• _Problem to work on_
Copy out the listing in full, exactly as written, but not its pictures.

Excerpt from a dataset:
>>

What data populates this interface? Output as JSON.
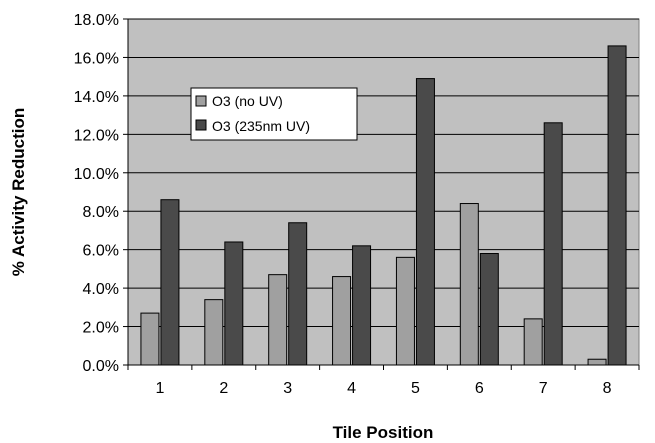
{
  "chart_data": {
    "type": "bar",
    "title": "",
    "xlabel": "Tile Position",
    "ylabel": "% Activity Reduction",
    "categories": [
      "1",
      "2",
      "3",
      "4",
      "5",
      "6",
      "7",
      "8"
    ],
    "series": [
      {
        "name": "O3 (no UV)",
        "color": "#a0a0a0",
        "values": [
          2.7,
          3.4,
          4.7,
          4.6,
          5.6,
          8.4,
          2.4,
          0.3
        ]
      },
      {
        "name": "O3 (235nm UV)",
        "color": "#4a4a4a",
        "values": [
          8.6,
          6.4,
          7.4,
          6.2,
          14.9,
          5.8,
          12.6,
          16.6
        ]
      }
    ],
    "ylim": [
      0,
      18
    ],
    "ytick_step": 2,
    "ytick_labels": [
      "0.0%",
      "2.0%",
      "4.0%",
      "6.0%",
      "8.0%",
      "10.0%",
      "12.0%",
      "14.0%",
      "16.0%",
      "18.0%"
    ],
    "grid": true,
    "plot_background": "#c0c0c0",
    "legend_position": "upper-left-inside"
  }
}
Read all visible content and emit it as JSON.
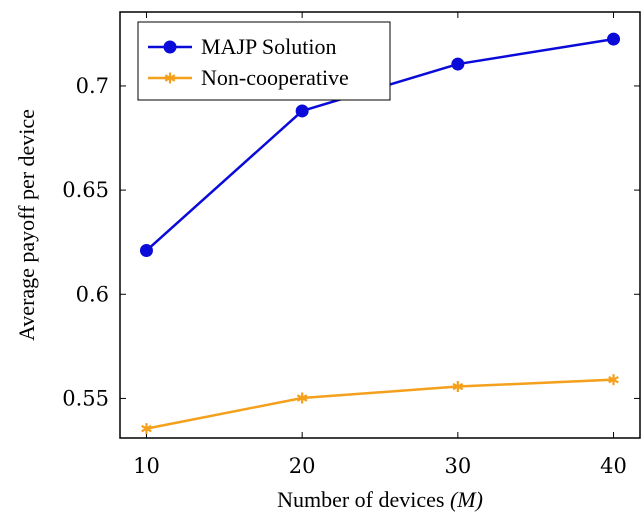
{
  "chart_data": {
    "type": "line",
    "title": "",
    "xlabel": "Number of devices",
    "xlabel_symbol": "(M)",
    "ylabel": "Average payoff per device",
    "x": [
      10,
      20,
      30,
      40
    ],
    "xlim": [
      8.3,
      41.7
    ],
    "ylim": [
      0.531,
      0.7355
    ],
    "xticks": [
      10,
      20,
      30,
      40
    ],
    "yticks": [
      0.55,
      0.6,
      0.65,
      0.7
    ],
    "ytick_labels": [
      "0.55",
      "0.6",
      "0.65",
      "0.7"
    ],
    "legend_position": "top-left",
    "grid": false,
    "series": [
      {
        "name": "MAJP Solution",
        "values": [
          0.621,
          0.688,
          0.7105,
          0.7225
        ],
        "color": "#0b0bd9",
        "marker": "circle"
      },
      {
        "name": "Non-cooperative",
        "values": [
          0.5355,
          0.5502,
          0.5557,
          0.559
        ],
        "color": "#f4a01c",
        "marker": "asterisk"
      }
    ]
  }
}
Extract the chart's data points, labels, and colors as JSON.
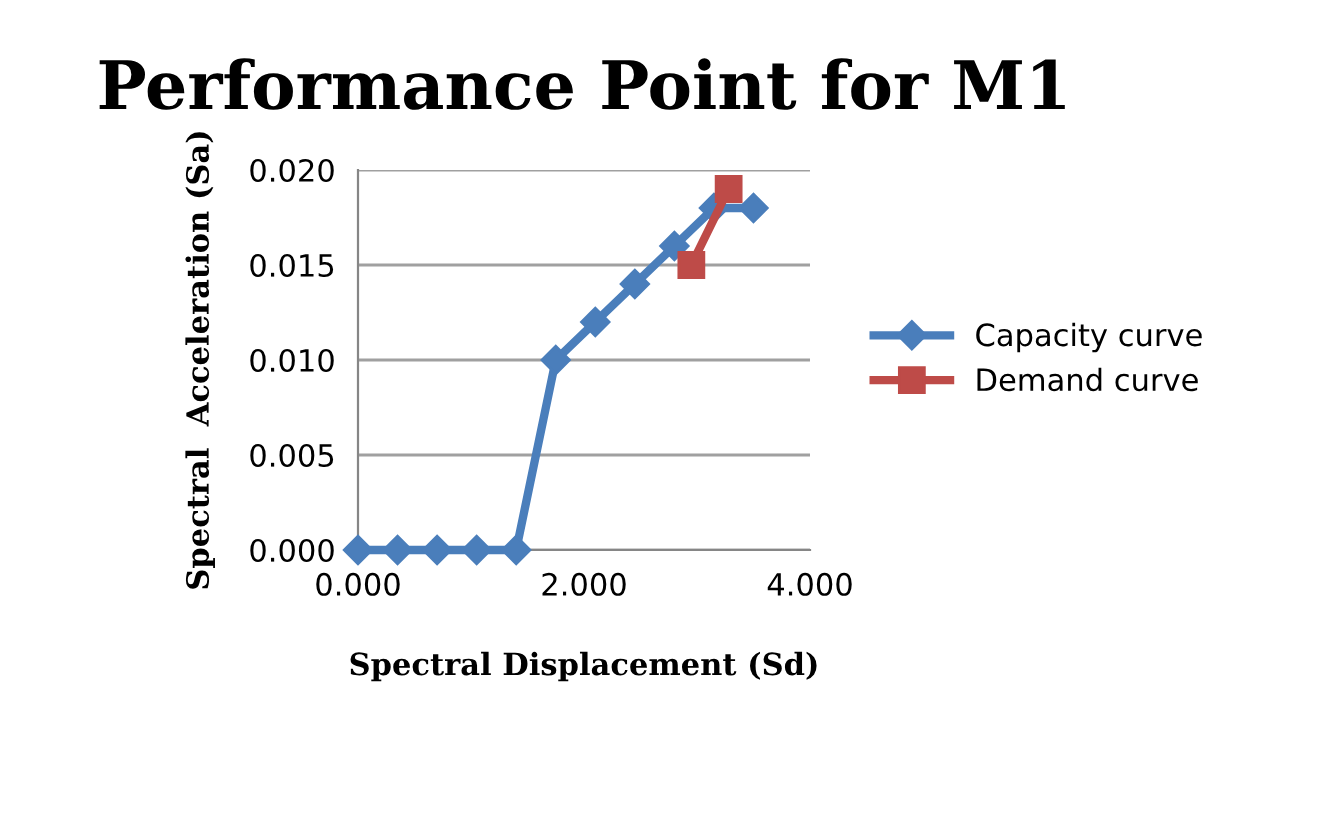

<<

• _The reply_
What data populates this interface? Output as JSON.
{
  "chart_data": {
    "type": "bar",
    "title": "",
    "xlabel": "Tile Position",
    "ylabel": "% Activity Reduction",
    "categories": [
      "1",
      "2",
      "3",
      "4",
      "5",
      "6",
      "7",
      "8"
    ],
    "series": [
      {
        "name": "O3 (no UV)",
        "color": "#a0a0a0",
        "values": [
          2.7,
          3.4,
          4.7,
          4.6,
          5.6,
          8.4,
          2.4,
          0.3
        ]
      },
      {
        "name": "O3 (235nm UV)",
        "color": "#4a4a4a",
        "values": [
          8.6,
          6.4,
          7.4,
          6.2,
          14.9,
          5.8,
          12.6,
          16.6
        ]
      }
    ],
    "ylim": [
      0,
      18
    ],
    "ytick_step": 2,
    "ytick_labels": [
      "0.0%",
      "2.0%",
      "4.0%",
      "6.0%",
      "8.0%",
      "10.0%",
      "12.0%",
      "14.0%",
      "16.0%",
      "18.0%"
    ],
    "grid": true,
    "plot_background": "#c0c0c0",
    "legend_position": "upper-left-inside"
  }
}
Read all visible content and emit it as JSON.
{
  "chart_data": {
    "type": "line",
    "title": "",
    "xlabel": "Number of devices",
    "xlabel_symbol": "(M)",
    "ylabel": "Average payoff per device",
    "x": [
      10,
      20,
      30,
      40
    ],
    "xlim": [
      8.3,
      41.7
    ],
    "ylim": [
      0.531,
      0.7355
    ],
    "xticks": [
      10,
      20,
      30,
      40
    ],
    "yticks": [
      0.55,
      0.6,
      0.65,
      0.7
    ],
    "ytick_labels": [
      "0.55",
      "0.6",
      "0.65",
      "0.7"
    ],
    "legend_position": "top-left",
    "grid": false,
    "series": [
      {
        "name": "MAJP Solution",
        "values": [
          0.621,
          0.688,
          0.7105,
          0.7225
        ],
        "color": "#0b0bd9",
        "marker": "circle"
      },
      {
        "name": "Non-cooperative",
        "values": [
          0.5355,
          0.5502,
          0.5557,
          0.559
        ],
        "color": "#f4a01c",
        "marker": "asterisk"
      }
    ]
  }
}
Extract the chart's data points, labels, and colors as JSON.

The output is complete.